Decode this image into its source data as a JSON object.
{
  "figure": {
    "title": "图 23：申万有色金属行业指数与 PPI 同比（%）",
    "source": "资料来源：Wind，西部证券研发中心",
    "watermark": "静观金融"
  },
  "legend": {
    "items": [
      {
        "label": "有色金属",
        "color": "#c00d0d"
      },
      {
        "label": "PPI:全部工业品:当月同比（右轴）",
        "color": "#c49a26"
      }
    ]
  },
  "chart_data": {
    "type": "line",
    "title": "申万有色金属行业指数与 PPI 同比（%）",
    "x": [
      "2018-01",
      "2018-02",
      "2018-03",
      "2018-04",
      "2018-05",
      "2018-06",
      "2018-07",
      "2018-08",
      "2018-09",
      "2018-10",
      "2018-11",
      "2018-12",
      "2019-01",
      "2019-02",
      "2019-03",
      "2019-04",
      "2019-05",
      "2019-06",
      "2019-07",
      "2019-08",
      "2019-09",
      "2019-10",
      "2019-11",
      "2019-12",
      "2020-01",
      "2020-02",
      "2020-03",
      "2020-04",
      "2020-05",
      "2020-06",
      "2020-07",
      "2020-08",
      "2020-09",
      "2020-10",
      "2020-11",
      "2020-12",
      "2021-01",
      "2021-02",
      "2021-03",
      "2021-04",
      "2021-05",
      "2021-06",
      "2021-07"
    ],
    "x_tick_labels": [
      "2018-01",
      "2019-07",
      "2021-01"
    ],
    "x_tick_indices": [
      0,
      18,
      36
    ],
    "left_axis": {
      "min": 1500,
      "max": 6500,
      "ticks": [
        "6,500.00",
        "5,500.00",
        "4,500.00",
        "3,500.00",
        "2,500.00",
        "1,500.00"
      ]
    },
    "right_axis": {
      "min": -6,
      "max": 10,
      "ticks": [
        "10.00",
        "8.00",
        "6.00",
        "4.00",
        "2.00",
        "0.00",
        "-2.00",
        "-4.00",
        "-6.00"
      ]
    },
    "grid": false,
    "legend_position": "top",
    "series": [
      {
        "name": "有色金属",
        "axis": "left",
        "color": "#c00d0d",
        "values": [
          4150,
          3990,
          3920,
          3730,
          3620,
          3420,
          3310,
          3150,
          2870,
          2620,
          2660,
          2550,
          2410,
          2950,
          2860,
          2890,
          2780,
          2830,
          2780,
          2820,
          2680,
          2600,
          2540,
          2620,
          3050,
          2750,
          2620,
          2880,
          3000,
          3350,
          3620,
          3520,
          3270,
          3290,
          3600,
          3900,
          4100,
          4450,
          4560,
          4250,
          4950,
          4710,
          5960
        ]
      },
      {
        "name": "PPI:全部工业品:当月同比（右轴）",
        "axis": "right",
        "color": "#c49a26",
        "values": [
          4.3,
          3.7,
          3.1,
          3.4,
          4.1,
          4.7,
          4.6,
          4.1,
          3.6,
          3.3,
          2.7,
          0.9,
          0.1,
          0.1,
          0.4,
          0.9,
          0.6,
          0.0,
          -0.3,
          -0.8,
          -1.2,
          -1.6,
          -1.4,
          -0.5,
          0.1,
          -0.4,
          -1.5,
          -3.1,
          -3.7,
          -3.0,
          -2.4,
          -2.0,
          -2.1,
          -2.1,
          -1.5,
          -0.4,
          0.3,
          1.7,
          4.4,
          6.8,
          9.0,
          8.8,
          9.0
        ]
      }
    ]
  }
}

_ _ _

• **What is asked**
Retype all the material above precisely, with no line left out.

• **Finished answer**
Decode this image into its source data as a JSON object.
{
  "figure": {
    "title": "图 23：申万有色金属行业指数与 PPI 同比（%）",
    "source": "资料来源：Wind，西部证券研发中心",
    "watermark": "静观金融"
  },
  "legend": {
    "items": [
      {
        "label": "有色金属",
        "color": "#c00d0d"
      },
      {
        "label": "PPI:全部工业品:当月同比（右轴）",
        "color": "#c49a26"
      }
    ]
  },
  "chart_data": {
    "type": "line",
    "title": "申万有色金属行业指数与 PPI 同比（%）",
    "x": [
      "2018-01",
      "2018-02",
      "2018-03",
      "2018-04",
      "2018-05",
      "2018-06",
      "2018-07",
      "2018-08",
      "2018-09",
      "2018-10",
      "2018-11",
      "2018-12",
      "2019-01",
      "2019-02",
      "2019-03",
      "2019-04",
      "2019-05",
      "2019-06",
      "2019-07",
      "2019-08",
      "2019-09",
      "2019-10",
      "2019-11",
      "2019-12",
      "2020-01",
      "2020-02",
      "2020-03",
      "2020-04",
      "2020-05",
      "2020-06",
      "2020-07",
      "2020-08",
      "2020-09",
      "2020-10",
      "2020-11",
      "2020-12",
      "2021-01",
      "2021-02",
      "2021-03",
      "2021-04",
      "2021-05",
      "2021-06",
      "2021-07"
    ],
    "x_tick_labels": [
      "2018-01",
      "2019-07",
      "2021-01"
    ],
    "x_tick_indices": [
      0,
      18,
      36
    ],
    "left_axis": {
      "min": 1500,
      "max": 6500,
      "ticks": [
        "6,500.00",
        "5,500.00",
        "4,500.00",
        "3,500.00",
        "2,500.00",
        "1,500.00"
      ]
    },
    "right_axis": {
      "min": -6,
      "max": 10,
      "ticks": [
        "10.00",
        "8.00",
        "6.00",
        "4.00",
        "2.00",
        "0.00",
        "-2.00",
        "-4.00",
        "-6.00"
      ]
    },
    "grid": false,
    "legend_position": "top",
    "series": [
      {
        "name": "有色金属",
        "axis": "left",
        "color": "#c00d0d",
        "values": [
          4150,
          3990,
          3920,
          3730,
          3620,
          3420,
          3310,
          3150,
          2870,
          2620,
          2660,
          2550,
          2410,
          2950,
          2860,
          2890,
          2780,
          2830,
          2780,
          2820,
          2680,
          2600,
          2540,
          2620,
          3050,
          2750,
          2620,
          2880,
          3000,
          3350,
          3620,
          3520,
          3270,
          3290,
          3600,
          3900,
          4100,
          4450,
          4560,
          4250,
          4950,
          4710,
          5960
        ]
      },
      {
        "name": "PPI:全部工业品:当月同比（右轴）",
        "axis": "right",
        "color": "#c49a26",
        "values": [
          4.3,
          3.7,
          3.1,
          3.4,
          4.1,
          4.7,
          4.6,
          4.1,
          3.6,
          3.3,
          2.7,
          0.9,
          0.1,
          0.1,
          0.4,
          0.9,
          0.6,
          0.0,
          -0.3,
          -0.8,
          -1.2,
          -1.6,
          -1.4,
          -0.5,
          0.1,
          -0.4,
          -1.5,
          -3.1,
          -3.7,
          -3.0,
          -2.4,
          -2.0,
          -2.1,
          -2.1,
          -1.5,
          -0.4,
          0.3,
          1.7,
          4.4,
          6.8,
          9.0,
          8.8,
          9.0
        ]
      }
    ]
  }
}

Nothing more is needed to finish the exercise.